TASK BRIEF: Retype the material below. Keep every word exactly as it is.

(Dataset records)
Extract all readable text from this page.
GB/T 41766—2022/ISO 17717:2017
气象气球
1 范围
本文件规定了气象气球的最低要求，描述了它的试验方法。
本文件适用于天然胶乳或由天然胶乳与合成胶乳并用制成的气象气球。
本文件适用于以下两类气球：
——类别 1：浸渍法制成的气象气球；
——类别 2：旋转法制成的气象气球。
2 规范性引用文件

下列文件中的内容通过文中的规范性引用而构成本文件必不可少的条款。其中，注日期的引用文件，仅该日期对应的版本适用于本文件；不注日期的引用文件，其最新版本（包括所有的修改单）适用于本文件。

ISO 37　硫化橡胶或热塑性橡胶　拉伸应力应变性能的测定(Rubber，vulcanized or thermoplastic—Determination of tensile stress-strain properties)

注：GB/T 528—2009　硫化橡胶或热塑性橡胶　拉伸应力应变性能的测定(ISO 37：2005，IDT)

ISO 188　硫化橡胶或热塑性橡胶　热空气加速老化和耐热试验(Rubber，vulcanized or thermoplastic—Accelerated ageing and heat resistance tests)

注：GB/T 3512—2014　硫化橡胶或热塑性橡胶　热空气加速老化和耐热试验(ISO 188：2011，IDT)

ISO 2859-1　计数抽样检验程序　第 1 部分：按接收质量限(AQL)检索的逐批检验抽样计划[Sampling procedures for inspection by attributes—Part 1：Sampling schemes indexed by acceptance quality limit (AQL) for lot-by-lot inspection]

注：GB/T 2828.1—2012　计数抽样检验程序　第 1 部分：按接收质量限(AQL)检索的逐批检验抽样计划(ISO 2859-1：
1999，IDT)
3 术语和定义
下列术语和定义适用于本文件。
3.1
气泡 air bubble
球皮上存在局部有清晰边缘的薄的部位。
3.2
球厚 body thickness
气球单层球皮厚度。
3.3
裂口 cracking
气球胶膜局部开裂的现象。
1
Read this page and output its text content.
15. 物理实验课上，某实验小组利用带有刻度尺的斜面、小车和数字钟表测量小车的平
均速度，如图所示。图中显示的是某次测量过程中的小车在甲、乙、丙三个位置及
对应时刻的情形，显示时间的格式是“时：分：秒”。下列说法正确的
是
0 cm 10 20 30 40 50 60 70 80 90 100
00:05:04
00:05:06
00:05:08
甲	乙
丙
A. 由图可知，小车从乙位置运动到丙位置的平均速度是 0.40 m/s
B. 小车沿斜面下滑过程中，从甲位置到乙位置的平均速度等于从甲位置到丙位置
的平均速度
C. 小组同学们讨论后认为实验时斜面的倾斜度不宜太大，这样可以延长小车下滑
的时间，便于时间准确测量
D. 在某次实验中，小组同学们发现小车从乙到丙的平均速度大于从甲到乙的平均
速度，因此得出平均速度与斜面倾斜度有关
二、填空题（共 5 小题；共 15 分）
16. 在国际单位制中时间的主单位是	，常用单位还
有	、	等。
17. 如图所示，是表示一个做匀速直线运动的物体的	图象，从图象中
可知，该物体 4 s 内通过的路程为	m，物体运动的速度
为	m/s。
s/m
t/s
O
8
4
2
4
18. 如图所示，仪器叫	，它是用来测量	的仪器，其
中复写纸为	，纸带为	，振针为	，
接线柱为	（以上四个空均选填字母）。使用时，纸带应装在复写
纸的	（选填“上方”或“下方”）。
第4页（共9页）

ANSWER TO THE EXERCISE:
Extract all readable text from this page.
GB/T 41766—2022/ISO 17717:2017
气象气球
1 范围
本文件规定了气象气球的最低要求，描述了它的试验方法。
本文件适用于天然胶乳或由天然胶乳与合成胶乳并用制成的气象气球。
本文件适用于以下两类气球：
——类别 1：浸渍法制成的气象气球；
——类别 2：旋转法制成的气象气球。
2 规范性引用文件

下列文件中的内容通过文中的规范性引用而构成本文件必不可少的条款。其中，注日期的引用文件，仅该日期对应的版本适用于本文件；不注日期的引用文件，其最新版本（包括所有的修改单）适用于本文件。

ISO 37　硫化橡胶或热塑性橡胶　拉伸应力应变性能的测定(Rubber，vulcanized or thermoplastic—Determination of tensile stress-strain properties)

注：GB/T 528—2009　硫化橡胶或热塑性橡胶　拉伸应力应变性能的测定(ISO 37：2005，IDT)

ISO 188　硫化橡胶或热塑性橡胶　热空气加速老化和耐热试验(Rubber，vulcanized or thermoplastic—Accelerated ageing and heat resistance tests)

注：GB/T 3512—2014　硫化橡胶或热塑性橡胶　热空气加速老化和耐热试验(ISO 188：2011，IDT)

ISO 2859-1　计数抽样检验程序　第 1 部分：按接收质量限(AQL)检索的逐批检验抽样计划[Sampling procedures for inspection by attributes—Part 1：Sampling schemes indexed by acceptance quality limit (AQL) for lot-by-lot inspection]

注：GB/T 2828.1—2012　计数抽样检验程序　第 1 部分：按接收质量限(AQL)检索的逐批检验抽样计划(ISO 2859-1：
1999，IDT)
3 术语和定义
下列术语和定义适用于本文件。
3.1
气泡 air bubble
球皮上存在局部有清晰边缘的薄的部位。
3.2
球厚 body thickness
气球单层球皮厚度。
3.3
裂口 cracking
气球胶膜局部开裂的现象。
1
Read this page and output its text content.
15. 物理实验课上，某实验小组利用带有刻度尺的斜面、小车和数字钟表测量小车的平
均速度，如图所示。图中显示的是某次测量过程中的小车在甲、乙、丙三个位置及
对应时刻的情形，显示时间的格式是“时：分：秒”。下列说法正确的
是
0 cm 10 20 30 40 50 60 70 80 90 100
00:05:04
00:05:06
00:05:08
甲	乙
丙
A. 由图可知，小车从乙位置运动到丙位置的平均速度是 0.40 m/s
B. 小车沿斜面下滑过程中，从甲位置到乙位置的平均速度等于从甲位置到丙位置
的平均速度
C. 小组同学们讨论后认为实验时斜面的倾斜度不宜太大，这样可以延长小车下滑
的时间，便于时间准确测量
D. 在某次实验中，小组同学们发现小车从乙到丙的平均速度大于从甲到乙的平均
速度，因此得出平均速度与斜面倾斜度有关
二、填空题（共 5 小题；共 15 分）
16. 在国际单位制中时间的主单位是	，常用单位还
有	、	等。
17. 如图所示，是表示一个做匀速直线运动的物体的	图象，从图象中
可知，该物体 4 s 内通过的路程为	m，物体运动的速度
为	m/s。
s/m
t/s
O
8
4
2
4
18. 如图所示，仪器叫	，它是用来测量	的仪器，其
中复写纸为	，纸带为	，振针为	，
接线柱为	（以上四个空均选填字母）。使用时，纸带应装在复写
纸的	（选填“上方”或“下方”）。
第4页（共9页）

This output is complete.